◆ Required task: Please set down the listing below line for line, with no changes.

## Start

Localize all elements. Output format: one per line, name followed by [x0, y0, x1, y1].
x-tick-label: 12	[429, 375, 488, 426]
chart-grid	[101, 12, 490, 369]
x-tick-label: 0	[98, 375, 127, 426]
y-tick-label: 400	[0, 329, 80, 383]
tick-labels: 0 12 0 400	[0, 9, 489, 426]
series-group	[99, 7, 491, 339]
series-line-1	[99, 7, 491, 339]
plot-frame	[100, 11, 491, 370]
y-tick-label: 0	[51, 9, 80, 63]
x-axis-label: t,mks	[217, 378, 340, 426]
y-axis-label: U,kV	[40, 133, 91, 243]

## End

◆ Answer to the task:
Localize all elements. Output format: one per line, name followed by [x0, y0, x1, y1].
x-tick-label: 12	[429, 375, 488, 426]
chart-grid	[101, 12, 490, 369]
x-tick-label: 0	[98, 375, 127, 426]
y-tick-label: 400	[0, 329, 80, 383]
tick-labels: 0 12 0 400	[0, 9, 489, 426]
series-group	[99, 7, 491, 339]
series-line-1	[99, 7, 491, 339]
plot-frame	[100, 11, 491, 370]
y-tick-label: 0	[51, 9, 80, 63]
x-axis-label: t,mks	[217, 378, 340, 426]
y-axis-label: U,kV	[40, 133, 91, 243]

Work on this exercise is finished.